START

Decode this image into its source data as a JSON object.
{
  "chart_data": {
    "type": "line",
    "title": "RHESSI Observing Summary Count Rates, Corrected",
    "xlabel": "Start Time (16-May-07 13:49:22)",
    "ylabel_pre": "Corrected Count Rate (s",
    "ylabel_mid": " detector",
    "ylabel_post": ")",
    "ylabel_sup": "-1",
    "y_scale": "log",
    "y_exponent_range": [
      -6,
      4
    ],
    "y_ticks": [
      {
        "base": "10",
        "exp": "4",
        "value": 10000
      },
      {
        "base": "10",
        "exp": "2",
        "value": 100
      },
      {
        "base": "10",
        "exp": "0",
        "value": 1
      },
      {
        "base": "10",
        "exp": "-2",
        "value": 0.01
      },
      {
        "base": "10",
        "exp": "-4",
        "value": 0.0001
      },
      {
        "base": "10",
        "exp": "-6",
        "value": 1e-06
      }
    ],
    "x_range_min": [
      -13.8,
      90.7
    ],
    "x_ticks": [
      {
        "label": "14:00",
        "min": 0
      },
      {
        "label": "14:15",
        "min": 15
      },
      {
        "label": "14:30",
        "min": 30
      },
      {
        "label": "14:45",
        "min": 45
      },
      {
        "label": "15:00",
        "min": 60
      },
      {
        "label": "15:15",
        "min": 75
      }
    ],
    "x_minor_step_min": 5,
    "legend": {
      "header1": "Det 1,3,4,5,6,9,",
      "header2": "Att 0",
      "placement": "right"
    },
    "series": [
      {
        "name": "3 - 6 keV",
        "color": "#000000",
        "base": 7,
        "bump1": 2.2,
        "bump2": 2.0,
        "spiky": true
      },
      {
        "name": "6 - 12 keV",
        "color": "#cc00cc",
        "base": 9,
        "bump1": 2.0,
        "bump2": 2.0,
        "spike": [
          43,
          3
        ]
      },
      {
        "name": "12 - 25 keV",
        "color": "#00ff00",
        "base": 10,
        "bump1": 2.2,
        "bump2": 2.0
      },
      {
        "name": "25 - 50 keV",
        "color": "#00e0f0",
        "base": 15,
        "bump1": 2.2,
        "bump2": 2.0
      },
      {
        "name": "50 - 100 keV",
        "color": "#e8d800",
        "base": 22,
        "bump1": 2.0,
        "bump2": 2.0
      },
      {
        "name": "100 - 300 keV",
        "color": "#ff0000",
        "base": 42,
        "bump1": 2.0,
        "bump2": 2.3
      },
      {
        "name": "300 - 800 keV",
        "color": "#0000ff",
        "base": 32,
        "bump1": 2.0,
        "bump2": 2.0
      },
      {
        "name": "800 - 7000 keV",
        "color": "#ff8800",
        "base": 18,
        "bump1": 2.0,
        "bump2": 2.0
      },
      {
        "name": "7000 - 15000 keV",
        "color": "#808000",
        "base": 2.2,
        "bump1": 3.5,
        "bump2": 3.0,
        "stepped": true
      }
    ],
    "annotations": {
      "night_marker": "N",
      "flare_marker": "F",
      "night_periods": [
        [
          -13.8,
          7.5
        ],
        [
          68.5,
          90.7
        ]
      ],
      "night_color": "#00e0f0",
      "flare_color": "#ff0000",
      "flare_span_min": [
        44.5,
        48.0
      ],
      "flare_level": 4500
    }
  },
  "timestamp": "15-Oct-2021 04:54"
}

END

= Work required =
Print the records above exactly as they appear.

= Answer to this problem =
Decode this image into its source data as a JSON object.
{
  "chart_data": {
    "type": "line",
    "title": "RHESSI Observing Summary Count Rates, Corrected",
    "xlabel": "Start Time (16-May-07 13:49:22)",
    "ylabel_pre": "Corrected Count Rate (s",
    "ylabel_mid": " detector",
    "ylabel_post": ")",
    "ylabel_sup": "-1",
    "y_scale": "log",
    "y_exponent_range": [
      -6,
      4
    ],
    "y_ticks": [
      {
        "base": "10",
        "exp": "4",
        "value": 10000
      },
      {
        "base": "10",
        "exp": "2",
        "value": 100
      },
      {
        "base": "10",
        "exp": "0",
        "value": 1
      },
      {
        "base": "10",
        "exp": "-2",
        "value": 0.01
      },
      {
        "base": "10",
        "exp": "-4",
        "value": 0.0001
      },
      {
        "base": "10",
        "exp": "-6",
        "value": 1e-06
      }
    ],
    "x_range_min": [
      -13.8,
      90.7
    ],
    "x_ticks": [
      {
        "label": "14:00",
        "min": 0
      },
      {
        "label": "14:15",
        "min": 15
      },
      {
        "label": "14:30",
        "min": 30
      },
      {
        "label": "14:45",
        "min": 45
      },
      {
        "label": "15:00",
        "min": 60
      },
      {
        "label": "15:15",
        "min": 75
      }
    ],
    "x_minor_step_min": 5,
    "legend": {
      "header1": "Det 1,3,4,5,6,9,",
      "header2": "Att 0",
      "placement": "right"
    },
    "series": [
      {
        "name": "3 - 6 keV",
        "color": "#000000",
        "base": 7,
        "bump1": 2.2,
        "bump2": 2.0,
        "spiky": true
      },
      {
        "name": "6 - 12 keV",
        "color": "#cc00cc",
        "base": 9,
        "bump1": 2.0,
        "bump2": 2.0,
        "spike": [
          43,
          3
        ]
      },
      {
        "name": "12 - 25 keV",
        "color": "#00ff00",
        "base": 10,
        "bump1": 2.2,
        "bump2": 2.0
      },
      {
        "name": "25 - 50 keV",
        "color": "#00e0f0",
        "base": 15,
        "bump1": 2.2,
        "bump2": 2.0
      },
      {
        "name": "50 - 100 keV",
        "color": "#e8d800",
        "base": 22,
        "bump1": 2.0,
        "bump2": 2.0
      },
      {
        "name": "100 - 300 keV",
        "color": "#ff0000",
        "base": 42,
        "bump1": 2.0,
        "bump2": 2.3
      },
      {
        "name": "300 - 800 keV",
        "color": "#0000ff",
        "base": 32,
        "bump1": 2.0,
        "bump2": 2.0
      },
      {
        "name": "800 - 7000 keV",
        "color": "#ff8800",
        "base": 18,
        "bump1": 2.0,
        "bump2": 2.0
      },
      {
        "name": "7000 - 15000 keV",
        "color": "#808000",
        "base": 2.2,
        "bump1": 3.5,
        "bump2": 3.0,
        "stepped": true
      }
    ],
    "annotations": {
      "night_marker": "N",
      "flare_marker": "F",
      "night_periods": [
        [
          -13.8,
          7.5
        ],
        [
          68.5,
          90.7
        ]
      ],
      "night_color": "#00e0f0",
      "flare_color": "#ff0000",
      "flare_span_min": [
        44.5,
        48.0
      ],
      "flare_level": 4500
    }
  },
  "timestamp": "15-Oct-2021 04:54"
}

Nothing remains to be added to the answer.